-------- Data supplied
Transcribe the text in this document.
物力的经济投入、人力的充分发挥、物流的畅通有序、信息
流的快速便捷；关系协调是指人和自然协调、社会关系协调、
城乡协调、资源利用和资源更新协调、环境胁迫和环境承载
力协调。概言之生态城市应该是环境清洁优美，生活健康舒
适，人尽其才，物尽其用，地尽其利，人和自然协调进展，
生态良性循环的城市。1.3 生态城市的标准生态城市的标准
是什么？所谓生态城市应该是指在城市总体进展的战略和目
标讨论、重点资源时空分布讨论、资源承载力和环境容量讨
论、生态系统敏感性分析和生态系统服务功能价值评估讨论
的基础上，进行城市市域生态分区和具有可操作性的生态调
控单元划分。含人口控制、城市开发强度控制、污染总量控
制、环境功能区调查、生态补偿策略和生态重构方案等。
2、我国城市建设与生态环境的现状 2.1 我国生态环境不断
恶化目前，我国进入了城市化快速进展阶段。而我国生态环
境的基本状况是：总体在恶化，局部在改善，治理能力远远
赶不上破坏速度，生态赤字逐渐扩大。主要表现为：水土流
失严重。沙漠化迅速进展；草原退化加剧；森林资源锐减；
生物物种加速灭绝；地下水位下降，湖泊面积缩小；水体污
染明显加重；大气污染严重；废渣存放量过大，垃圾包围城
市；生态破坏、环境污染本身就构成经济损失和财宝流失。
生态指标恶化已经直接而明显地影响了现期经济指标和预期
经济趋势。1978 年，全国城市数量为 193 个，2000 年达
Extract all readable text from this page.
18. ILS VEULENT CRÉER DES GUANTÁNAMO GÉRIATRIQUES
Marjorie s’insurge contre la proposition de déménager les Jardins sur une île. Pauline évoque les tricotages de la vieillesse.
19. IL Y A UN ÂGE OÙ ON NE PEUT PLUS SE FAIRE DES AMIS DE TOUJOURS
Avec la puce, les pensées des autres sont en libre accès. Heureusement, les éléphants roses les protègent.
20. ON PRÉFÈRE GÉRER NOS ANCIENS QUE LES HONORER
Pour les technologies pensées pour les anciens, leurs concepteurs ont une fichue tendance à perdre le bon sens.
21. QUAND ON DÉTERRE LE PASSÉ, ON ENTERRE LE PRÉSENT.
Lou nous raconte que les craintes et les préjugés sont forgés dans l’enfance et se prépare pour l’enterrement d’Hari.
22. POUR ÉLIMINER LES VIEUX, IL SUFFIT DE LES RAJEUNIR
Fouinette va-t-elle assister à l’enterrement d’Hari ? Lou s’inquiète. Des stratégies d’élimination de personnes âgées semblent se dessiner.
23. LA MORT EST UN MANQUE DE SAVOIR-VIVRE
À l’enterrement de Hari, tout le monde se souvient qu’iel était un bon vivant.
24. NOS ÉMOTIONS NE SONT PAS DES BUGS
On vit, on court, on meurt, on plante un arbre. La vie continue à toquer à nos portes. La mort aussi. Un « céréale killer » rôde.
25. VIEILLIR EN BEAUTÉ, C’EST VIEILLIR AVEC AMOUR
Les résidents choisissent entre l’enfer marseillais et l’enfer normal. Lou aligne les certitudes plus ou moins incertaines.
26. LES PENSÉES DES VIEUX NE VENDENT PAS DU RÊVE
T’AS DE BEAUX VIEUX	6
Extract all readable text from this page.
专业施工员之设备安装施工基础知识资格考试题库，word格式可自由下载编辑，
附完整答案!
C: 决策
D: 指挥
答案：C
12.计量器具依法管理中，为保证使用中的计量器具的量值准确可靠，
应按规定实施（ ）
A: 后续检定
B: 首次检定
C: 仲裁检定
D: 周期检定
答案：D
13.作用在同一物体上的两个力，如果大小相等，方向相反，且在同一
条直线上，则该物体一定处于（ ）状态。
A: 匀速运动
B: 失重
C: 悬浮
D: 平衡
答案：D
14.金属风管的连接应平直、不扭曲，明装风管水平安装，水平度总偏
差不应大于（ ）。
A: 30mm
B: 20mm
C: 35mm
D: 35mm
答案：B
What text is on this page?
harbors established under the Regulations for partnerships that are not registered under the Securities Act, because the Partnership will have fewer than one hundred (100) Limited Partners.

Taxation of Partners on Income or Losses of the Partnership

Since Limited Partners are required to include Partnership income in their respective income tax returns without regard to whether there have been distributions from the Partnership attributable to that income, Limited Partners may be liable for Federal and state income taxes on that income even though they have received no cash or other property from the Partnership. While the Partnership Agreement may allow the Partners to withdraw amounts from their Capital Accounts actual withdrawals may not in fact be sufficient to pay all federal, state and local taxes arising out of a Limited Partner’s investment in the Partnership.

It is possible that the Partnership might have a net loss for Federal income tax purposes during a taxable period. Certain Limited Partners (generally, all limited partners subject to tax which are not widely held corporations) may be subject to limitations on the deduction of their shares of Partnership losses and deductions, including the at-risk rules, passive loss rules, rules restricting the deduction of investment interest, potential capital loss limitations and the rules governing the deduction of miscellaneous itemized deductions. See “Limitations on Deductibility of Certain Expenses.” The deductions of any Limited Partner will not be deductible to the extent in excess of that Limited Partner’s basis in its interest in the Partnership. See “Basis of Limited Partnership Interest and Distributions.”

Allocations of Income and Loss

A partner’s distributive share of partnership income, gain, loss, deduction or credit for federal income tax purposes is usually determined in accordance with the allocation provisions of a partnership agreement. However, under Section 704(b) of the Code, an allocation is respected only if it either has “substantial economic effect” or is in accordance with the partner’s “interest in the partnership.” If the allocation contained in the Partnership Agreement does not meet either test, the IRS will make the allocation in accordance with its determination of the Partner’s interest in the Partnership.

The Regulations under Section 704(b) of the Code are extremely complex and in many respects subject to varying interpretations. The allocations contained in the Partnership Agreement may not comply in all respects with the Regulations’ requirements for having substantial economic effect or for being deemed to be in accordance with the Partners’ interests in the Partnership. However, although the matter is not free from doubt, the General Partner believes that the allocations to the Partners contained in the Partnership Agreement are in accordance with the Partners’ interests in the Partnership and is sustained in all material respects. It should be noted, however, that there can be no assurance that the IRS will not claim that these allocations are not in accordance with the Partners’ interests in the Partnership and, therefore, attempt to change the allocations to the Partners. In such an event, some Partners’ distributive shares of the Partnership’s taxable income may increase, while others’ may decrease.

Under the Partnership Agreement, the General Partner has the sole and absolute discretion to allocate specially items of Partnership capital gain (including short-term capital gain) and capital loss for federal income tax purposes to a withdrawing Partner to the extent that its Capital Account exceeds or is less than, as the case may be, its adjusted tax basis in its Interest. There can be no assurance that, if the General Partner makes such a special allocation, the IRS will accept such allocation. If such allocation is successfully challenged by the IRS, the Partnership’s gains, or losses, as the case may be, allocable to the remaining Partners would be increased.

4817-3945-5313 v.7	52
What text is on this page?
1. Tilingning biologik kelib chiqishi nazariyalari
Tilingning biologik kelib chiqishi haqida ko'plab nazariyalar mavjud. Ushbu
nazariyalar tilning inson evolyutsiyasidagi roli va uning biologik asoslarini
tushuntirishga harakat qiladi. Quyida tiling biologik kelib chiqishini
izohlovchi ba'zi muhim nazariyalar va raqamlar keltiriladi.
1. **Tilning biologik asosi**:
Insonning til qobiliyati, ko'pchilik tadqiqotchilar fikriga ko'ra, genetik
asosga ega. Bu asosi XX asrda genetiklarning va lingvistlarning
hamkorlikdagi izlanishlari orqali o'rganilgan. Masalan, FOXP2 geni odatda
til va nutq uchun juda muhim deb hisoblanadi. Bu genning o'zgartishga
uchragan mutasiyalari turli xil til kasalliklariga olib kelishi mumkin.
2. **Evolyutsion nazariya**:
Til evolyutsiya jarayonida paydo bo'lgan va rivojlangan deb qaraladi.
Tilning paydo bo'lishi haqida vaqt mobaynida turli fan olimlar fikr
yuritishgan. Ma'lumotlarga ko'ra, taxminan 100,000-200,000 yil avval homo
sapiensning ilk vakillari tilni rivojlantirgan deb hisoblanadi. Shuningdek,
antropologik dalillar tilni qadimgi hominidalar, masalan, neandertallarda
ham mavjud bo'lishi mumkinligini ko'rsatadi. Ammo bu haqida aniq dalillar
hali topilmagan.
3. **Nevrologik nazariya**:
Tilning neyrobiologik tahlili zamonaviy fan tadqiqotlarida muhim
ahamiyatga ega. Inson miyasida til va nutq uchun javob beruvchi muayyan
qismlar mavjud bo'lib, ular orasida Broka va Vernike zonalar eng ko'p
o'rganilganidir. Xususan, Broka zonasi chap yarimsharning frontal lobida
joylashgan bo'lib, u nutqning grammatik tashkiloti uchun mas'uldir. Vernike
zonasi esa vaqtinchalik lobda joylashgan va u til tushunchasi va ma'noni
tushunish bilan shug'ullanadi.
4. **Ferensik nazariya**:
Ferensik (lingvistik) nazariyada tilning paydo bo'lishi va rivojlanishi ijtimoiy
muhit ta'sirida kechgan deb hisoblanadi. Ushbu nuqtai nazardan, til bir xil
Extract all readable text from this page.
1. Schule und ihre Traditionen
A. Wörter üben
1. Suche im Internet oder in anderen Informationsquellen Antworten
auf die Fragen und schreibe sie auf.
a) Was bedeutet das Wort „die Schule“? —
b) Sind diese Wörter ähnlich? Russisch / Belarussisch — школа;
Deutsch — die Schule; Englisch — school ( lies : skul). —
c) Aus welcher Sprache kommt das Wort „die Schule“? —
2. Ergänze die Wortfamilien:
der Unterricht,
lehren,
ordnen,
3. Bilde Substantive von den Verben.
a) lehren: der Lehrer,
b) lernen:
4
----------------
- **Problem**
Which lines hold the string "Ferensik"? Copy all of them from the data above.

- **Written response**
4. **Ferensik nazariya**:
Ferensik (lingvistik) nazariyada tilning paydo bo'lishi va rivojlanishi ijtimoiy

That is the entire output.